Records that describe figures:
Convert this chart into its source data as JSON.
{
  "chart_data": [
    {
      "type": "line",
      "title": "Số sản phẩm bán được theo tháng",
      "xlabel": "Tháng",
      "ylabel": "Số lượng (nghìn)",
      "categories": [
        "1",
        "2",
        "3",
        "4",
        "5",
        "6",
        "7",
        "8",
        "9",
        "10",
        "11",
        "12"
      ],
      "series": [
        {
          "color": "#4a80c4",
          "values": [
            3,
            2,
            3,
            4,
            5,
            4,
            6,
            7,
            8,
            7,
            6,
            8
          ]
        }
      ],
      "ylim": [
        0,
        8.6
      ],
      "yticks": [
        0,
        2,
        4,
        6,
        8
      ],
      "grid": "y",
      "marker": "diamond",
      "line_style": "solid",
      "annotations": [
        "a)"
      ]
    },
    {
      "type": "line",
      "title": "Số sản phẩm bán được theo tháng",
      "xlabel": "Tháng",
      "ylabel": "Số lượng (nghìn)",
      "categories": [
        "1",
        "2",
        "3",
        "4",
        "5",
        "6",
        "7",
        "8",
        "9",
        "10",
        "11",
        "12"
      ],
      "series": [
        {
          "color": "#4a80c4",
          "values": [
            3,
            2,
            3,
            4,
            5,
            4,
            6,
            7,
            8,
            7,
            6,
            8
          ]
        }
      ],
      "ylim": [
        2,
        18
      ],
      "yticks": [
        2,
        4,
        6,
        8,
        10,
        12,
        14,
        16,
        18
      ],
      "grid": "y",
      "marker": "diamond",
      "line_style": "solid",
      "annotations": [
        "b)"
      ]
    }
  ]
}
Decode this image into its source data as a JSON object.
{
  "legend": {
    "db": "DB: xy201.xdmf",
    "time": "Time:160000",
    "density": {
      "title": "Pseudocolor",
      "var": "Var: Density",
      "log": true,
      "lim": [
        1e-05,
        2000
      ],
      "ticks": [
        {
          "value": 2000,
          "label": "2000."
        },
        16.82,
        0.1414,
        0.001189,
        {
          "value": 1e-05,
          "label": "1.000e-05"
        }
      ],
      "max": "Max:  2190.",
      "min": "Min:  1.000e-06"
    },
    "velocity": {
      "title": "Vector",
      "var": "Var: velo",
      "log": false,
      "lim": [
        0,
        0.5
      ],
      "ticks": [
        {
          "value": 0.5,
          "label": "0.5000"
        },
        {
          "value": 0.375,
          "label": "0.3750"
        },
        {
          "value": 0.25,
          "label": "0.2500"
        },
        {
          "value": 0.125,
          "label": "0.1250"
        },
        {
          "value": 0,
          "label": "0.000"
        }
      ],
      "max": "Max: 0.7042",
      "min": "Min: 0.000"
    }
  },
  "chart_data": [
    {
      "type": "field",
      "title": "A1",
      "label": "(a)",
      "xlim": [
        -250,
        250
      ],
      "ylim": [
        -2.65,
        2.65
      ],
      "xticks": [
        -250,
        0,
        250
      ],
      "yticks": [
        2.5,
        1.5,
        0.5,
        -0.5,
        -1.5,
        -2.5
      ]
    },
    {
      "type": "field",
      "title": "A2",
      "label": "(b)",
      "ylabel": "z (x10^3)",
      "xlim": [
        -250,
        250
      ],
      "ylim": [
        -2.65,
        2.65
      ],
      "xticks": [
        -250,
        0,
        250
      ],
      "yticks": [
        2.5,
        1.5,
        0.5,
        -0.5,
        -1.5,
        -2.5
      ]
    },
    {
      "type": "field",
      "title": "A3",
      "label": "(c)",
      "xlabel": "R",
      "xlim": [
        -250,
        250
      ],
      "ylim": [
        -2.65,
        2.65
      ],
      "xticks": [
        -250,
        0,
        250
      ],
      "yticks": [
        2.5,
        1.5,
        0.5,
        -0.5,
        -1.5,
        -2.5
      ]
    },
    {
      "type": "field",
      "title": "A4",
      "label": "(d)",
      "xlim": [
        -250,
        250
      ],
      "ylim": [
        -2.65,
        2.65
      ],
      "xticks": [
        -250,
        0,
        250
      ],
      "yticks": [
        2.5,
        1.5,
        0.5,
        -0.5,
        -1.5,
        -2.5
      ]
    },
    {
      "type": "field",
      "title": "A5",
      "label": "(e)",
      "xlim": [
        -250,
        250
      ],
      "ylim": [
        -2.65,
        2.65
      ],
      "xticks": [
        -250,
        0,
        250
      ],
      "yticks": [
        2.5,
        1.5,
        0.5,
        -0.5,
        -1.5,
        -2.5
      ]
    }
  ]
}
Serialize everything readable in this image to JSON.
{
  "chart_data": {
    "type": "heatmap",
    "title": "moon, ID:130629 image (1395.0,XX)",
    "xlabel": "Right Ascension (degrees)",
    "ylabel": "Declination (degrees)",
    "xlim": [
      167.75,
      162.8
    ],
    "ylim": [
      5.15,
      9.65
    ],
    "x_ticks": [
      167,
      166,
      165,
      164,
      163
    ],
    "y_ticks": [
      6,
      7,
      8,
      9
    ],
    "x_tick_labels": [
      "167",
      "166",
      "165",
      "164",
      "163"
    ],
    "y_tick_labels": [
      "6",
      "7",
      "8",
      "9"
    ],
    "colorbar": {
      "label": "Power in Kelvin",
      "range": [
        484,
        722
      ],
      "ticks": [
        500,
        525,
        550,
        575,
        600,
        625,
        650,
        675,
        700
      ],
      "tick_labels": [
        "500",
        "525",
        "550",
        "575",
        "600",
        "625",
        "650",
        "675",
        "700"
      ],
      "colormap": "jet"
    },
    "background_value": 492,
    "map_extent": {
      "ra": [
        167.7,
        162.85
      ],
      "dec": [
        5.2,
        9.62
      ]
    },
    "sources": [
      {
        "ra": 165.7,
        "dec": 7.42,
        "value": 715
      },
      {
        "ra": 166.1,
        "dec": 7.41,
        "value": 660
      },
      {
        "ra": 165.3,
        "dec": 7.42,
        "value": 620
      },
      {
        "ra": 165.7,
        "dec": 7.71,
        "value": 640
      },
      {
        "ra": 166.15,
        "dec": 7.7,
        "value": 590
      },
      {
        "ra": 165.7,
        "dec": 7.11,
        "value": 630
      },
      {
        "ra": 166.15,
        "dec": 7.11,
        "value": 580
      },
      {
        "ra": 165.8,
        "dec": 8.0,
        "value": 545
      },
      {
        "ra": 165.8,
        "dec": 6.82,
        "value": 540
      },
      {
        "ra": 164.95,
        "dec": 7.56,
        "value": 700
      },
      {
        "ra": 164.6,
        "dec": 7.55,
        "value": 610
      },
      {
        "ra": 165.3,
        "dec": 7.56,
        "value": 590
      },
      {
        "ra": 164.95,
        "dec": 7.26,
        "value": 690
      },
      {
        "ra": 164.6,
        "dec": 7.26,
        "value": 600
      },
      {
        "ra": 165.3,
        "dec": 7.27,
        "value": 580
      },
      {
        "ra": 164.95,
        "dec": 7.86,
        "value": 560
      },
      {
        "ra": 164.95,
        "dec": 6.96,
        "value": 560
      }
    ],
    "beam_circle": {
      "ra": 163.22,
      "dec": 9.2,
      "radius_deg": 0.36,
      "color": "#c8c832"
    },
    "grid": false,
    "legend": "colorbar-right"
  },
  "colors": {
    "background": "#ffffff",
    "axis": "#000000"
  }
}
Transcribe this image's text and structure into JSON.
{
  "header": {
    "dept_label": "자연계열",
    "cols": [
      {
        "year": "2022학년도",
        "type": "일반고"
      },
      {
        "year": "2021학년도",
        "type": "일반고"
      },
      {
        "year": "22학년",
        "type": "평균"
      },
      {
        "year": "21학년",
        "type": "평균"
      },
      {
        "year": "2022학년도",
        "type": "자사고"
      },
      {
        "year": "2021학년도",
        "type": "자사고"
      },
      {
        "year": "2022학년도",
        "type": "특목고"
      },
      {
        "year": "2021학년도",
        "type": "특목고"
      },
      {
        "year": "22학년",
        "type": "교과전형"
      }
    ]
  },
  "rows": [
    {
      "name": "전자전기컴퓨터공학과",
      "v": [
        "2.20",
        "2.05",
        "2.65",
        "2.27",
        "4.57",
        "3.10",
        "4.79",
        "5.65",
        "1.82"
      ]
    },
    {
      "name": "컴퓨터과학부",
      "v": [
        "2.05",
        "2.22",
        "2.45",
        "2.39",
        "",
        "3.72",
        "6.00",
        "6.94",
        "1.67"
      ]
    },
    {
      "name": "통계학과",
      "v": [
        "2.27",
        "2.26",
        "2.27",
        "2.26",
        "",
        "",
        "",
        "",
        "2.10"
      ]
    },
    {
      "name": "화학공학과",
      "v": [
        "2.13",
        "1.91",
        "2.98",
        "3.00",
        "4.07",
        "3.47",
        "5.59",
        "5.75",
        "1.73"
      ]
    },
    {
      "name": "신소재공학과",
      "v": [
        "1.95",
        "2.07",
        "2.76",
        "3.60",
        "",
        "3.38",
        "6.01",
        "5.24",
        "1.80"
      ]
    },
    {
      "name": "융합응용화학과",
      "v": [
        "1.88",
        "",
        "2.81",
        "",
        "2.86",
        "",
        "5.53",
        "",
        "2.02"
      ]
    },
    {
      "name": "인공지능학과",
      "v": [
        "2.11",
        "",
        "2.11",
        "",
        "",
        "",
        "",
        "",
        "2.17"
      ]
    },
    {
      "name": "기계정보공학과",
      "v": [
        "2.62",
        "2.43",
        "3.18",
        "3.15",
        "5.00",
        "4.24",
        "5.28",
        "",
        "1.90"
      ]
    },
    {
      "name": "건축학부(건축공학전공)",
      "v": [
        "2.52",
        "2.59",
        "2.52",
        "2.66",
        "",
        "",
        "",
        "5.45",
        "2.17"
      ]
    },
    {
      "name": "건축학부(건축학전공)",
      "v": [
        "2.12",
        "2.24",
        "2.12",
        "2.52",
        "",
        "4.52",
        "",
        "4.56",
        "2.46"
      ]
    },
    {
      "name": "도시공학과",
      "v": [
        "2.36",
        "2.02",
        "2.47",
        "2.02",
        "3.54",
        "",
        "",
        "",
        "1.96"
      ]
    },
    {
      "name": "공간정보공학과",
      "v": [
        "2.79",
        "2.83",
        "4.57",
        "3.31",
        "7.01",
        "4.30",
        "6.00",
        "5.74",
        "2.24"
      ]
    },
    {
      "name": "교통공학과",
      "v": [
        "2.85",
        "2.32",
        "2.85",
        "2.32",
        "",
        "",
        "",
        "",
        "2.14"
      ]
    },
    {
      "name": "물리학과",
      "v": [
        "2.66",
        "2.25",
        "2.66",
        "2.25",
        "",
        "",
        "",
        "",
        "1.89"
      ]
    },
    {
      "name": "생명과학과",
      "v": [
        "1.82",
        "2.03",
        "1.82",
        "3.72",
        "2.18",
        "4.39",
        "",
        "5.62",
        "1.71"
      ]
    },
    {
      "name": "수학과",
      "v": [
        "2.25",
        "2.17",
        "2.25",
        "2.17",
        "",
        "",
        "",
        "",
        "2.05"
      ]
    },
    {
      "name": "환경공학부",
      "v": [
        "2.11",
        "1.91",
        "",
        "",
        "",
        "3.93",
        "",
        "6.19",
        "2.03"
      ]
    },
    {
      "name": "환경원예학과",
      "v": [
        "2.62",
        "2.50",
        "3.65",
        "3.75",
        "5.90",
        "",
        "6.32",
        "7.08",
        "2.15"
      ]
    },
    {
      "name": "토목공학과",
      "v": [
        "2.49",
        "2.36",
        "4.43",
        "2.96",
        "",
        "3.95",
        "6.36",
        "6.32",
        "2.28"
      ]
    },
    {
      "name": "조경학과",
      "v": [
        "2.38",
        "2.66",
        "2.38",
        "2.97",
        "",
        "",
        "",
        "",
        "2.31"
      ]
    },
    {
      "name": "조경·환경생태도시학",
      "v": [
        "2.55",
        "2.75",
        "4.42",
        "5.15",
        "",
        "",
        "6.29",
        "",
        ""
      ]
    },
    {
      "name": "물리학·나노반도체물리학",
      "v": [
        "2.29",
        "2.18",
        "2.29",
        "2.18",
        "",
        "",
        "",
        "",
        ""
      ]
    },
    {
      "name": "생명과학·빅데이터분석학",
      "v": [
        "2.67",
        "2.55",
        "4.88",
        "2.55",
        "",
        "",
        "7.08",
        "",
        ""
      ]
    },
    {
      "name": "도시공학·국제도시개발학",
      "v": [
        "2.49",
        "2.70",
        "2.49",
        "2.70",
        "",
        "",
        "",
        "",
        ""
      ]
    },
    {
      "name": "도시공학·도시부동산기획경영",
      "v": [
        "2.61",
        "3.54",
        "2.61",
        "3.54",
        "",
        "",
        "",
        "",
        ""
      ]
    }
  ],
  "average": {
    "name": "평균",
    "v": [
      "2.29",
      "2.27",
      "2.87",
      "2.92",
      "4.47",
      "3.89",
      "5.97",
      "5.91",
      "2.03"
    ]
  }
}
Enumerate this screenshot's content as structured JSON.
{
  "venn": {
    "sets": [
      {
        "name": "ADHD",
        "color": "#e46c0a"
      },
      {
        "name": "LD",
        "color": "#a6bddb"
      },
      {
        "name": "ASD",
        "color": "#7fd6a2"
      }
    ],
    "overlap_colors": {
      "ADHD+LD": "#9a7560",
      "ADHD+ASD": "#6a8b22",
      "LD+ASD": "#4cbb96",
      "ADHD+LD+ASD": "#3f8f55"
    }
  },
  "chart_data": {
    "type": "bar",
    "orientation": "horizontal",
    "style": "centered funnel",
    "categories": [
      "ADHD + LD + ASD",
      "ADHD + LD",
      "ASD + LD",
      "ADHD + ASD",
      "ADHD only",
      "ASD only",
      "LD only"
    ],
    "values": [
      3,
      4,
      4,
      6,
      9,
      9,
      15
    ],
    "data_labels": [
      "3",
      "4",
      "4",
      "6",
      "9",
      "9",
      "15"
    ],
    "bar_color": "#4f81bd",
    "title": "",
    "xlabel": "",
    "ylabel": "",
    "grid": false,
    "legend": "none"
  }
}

■ YOUR TASK
Isolate each line of the listing above that includes "JSON". Copy it.

■ FULL SOLUTION
Convert this chart into its source data as JSON.
Decode this image into its source data as a JSON object.
Serialize everything readable in this image to JSON.
Transcribe this image's text and structure into JSON.
Enumerate this screenshot's content as structured JSON.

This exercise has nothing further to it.